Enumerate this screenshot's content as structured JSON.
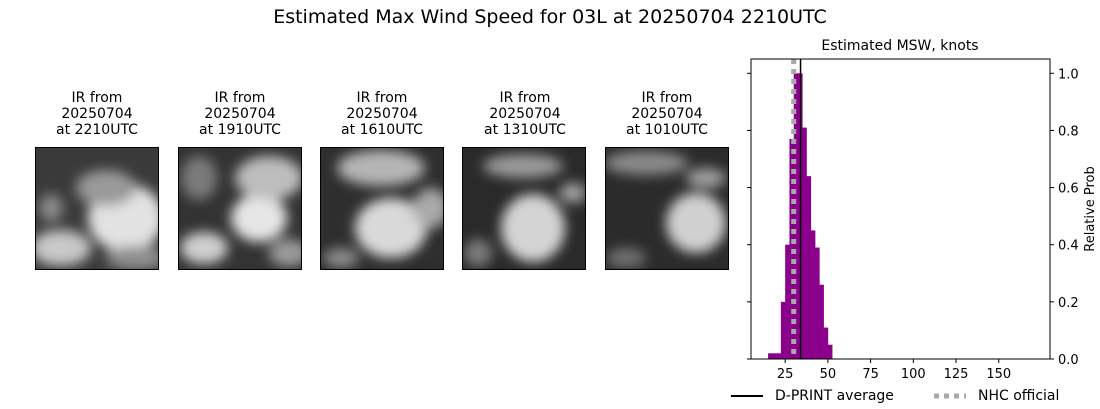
{
  "figure_title": "Estimated Max Wind Speed for 03L at 20250704 2210UTC",
  "ir_panels": [
    {
      "line1": "IR from",
      "line2": "20250704",
      "line3": "at 2210UTC"
    },
    {
      "line1": "IR from",
      "line2": "20250704",
      "line3": "at 1910UTC"
    },
    {
      "line1": "IR from",
      "line2": "20250704",
      "line3": "at 1610UTC"
    },
    {
      "line1": "IR from",
      "line2": "20250704",
      "line3": "at 1310UTC"
    },
    {
      "line1": "IR from",
      "line2": "20250704",
      "line3": "at 1010UTC"
    }
  ],
  "chart_data": {
    "type": "bar",
    "title": "Estimated MSW, knots",
    "xlabel": "",
    "ylabel": "Relative Prob",
    "xlim": [
      5,
      180
    ],
    "ylim": [
      0,
      1.05
    ],
    "xticks": [
      25,
      50,
      75,
      100,
      125,
      150
    ],
    "yticks": [
      "0.0",
      "0.2",
      "0.4",
      "0.6",
      "0.8",
      "1.0"
    ],
    "bin_width": 2.5,
    "bins": [
      {
        "x": 15,
        "value": 0.02
      },
      {
        "x": 17.5,
        "value": 0.02
      },
      {
        "x": 20,
        "value": 0.02
      },
      {
        "x": 22.5,
        "value": 0.2
      },
      {
        "x": 25,
        "value": 0.4
      },
      {
        "x": 27.5,
        "value": 0.77
      },
      {
        "x": 30,
        "value": 1.0
      },
      {
        "x": 32.5,
        "value": 1.0
      },
      {
        "x": 35,
        "value": 0.81
      },
      {
        "x": 37.5,
        "value": 0.64
      },
      {
        "x": 40,
        "value": 0.45
      },
      {
        "x": 42.5,
        "value": 0.39
      },
      {
        "x": 45,
        "value": 0.26
      },
      {
        "x": 47.5,
        "value": 0.11
      },
      {
        "x": 50,
        "value": 0.05
      }
    ],
    "bar_color": "#8b008b",
    "dprint_average": 34,
    "nhc_official": 30,
    "legend": [
      {
        "name": "D-PRINT average",
        "color": "#000000",
        "style": "solid"
      },
      {
        "name": "NHC official",
        "color": "#a9a9a9",
        "style": "dotted"
      }
    ],
    "legend_placement": "bottom"
  }
}
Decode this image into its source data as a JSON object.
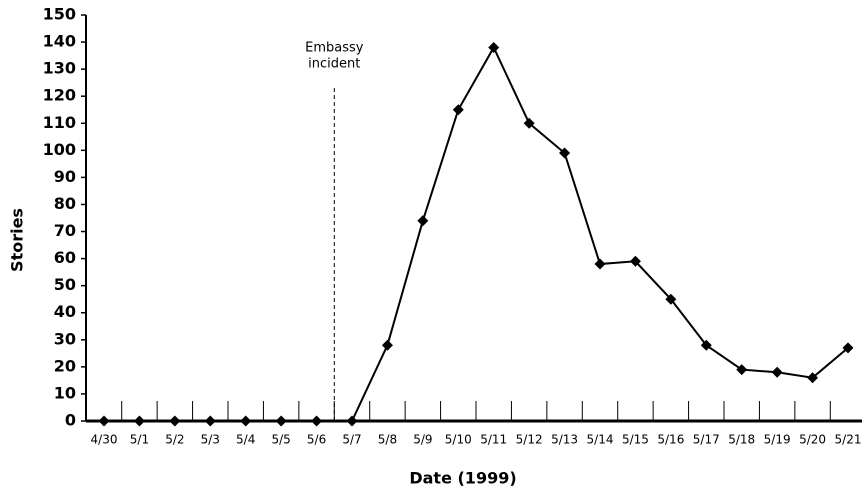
{
  "chart_data": {
    "type": "line",
    "x_label": "Date (1999)",
    "y_label": "Stories",
    "annotation": {
      "lines": [
        "Embassy",
        "incident"
      ]
    },
    "categories": [
      "4/30",
      "5/1",
      "5/2",
      "5/3",
      "5/4",
      "5/5",
      "5/6",
      "5/7",
      "5/8",
      "5/9",
      "5/10",
      "5/11",
      "5/12",
      "5/13",
      "5/14",
      "5/15",
      "5/16",
      "5/17",
      "5/18",
      "5/19",
      "5/20",
      "5/21"
    ],
    "series": [
      {
        "name": "Stories",
        "color": "#000000",
        "values": [
          0,
          0,
          0,
          0,
          0,
          0,
          0,
          0,
          28,
          74,
          115,
          138,
          110,
          99,
          58,
          59,
          45,
          28,
          19,
          18,
          16,
          27
        ]
      }
    ],
    "ylim": [
      0,
      150
    ],
    "yticks": [
      0,
      10,
      20,
      30,
      40,
      50,
      60,
      70,
      80,
      90,
      100,
      110,
      120,
      130,
      140,
      150
    ]
  }
}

□ □ □ □

Given problem: All of the material above should be reproduced exactly, except the pictures.

Final result:
Enumerate this screenshot's content as structured JSON.
{
  "figure_title": "Estimated Max Wind Speed for 03L at 20250704 2210UTC",
  "ir_panels": [
    {
      "line1": "IR from",
      "line2": "20250704",
      "line3": "at 2210UTC"
    },
    {
      "line1": "IR from",
      "line2": "20250704",
      "line3": "at 1910UTC"
    },
    {
      "line1": "IR from",
      "line2": "20250704",
      "line3": "at 1610UTC"
    },
    {
      "line1": "IR from",
      "line2": "20250704",
      "line3": "at 1310UTC"
    },
    {
      "line1": "IR from",
      "line2": "20250704",
      "line3": "at 1010UTC"
    }
  ],
  "chart_data": {
    "type": "bar",
    "title": "Estimated MSW, knots",
    "xlabel": "",
    "ylabel": "Relative Prob",
    "xlim": [
      5,
      180
    ],
    "ylim": [
      0,
      1.05
    ],
    "xticks": [
      25,
      50,
      75,
      100,
      125,
      150
    ],
    "yticks": [
      "0.0",
      "0.2",
      "0.4",
      "0.6",
      "0.8",
      "1.0"
    ],
    "bin_width": 2.5,
    "bins": [
      {
        "x": 15,
        "value": 0.02
      },
      {
        "x": 17.5,
        "value": 0.02
      },
      {
        "x": 20,
        "value": 0.02
      },
      {
        "x": 22.5,
        "value": 0.2
      },
      {
        "x": 25,
        "value": 0.4
      },
      {
        "x": 27.5,
        "value": 0.77
      },
      {
        "x": 30,
        "value": 1.0
      },
      {
        "x": 32.5,
        "value": 1.0
      },
      {
        "x": 35,
        "value": 0.81
      },
      {
        "x": 37.5,
        "value": 0.64
      },
      {
        "x": 40,
        "value": 0.45
      },
      {
        "x": 42.5,
        "value": 0.39
      },
      {
        "x": 45,
        "value": 0.26
      },
      {
        "x": 47.5,
        "value": 0.11
      },
      {
        "x": 50,
        "value": 0.05
      }
    ],
    "bar_color": "#8b008b",
    "dprint_average": 34,
    "nhc_official": 30,
    "legend": [
      {
        "name": "D-PRINT average",
        "color": "#000000",
        "style": "solid"
      },
      {
        "name": "NHC official",
        "color": "#a9a9a9",
        "style": "dotted"
      }
    ],
    "legend_placement": "bottom"
  }
}
Decode this image into its source data as a JSON object.
{
  "chart_data": {
    "type": "line",
    "x_label": "Date (1999)",
    "y_label": "Stories",
    "annotation": {
      "lines": [
        "Embassy",
        "incident"
      ]
    },
    "categories": [
      "4/30",
      "5/1",
      "5/2",
      "5/3",
      "5/4",
      "5/5",
      "5/6",
      "5/7",
      "5/8",
      "5/9",
      "5/10",
      "5/11",
      "5/12",
      "5/13",
      "5/14",
      "5/15",
      "5/16",
      "5/17",
      "5/18",
      "5/19",
      "5/20",
      "5/21"
    ],
    "series": [
      {
        "name": "Stories",
        "color": "#000000",
        "values": [
          0,
          0,
          0,
          0,
          0,
          0,
          0,
          0,
          28,
          74,
          115,
          138,
          110,
          99,
          58,
          59,
          45,
          28,
          19,
          18,
          16,
          27
        ]
      }
    ],
    "ylim": [
      0,
      150
    ],
    "yticks": [
      0,
      10,
      20,
      30,
      40,
      50,
      60,
      70,
      80,
      90,
      100,
      110,
      120,
      130,
      140,
      150
    ]
  }
}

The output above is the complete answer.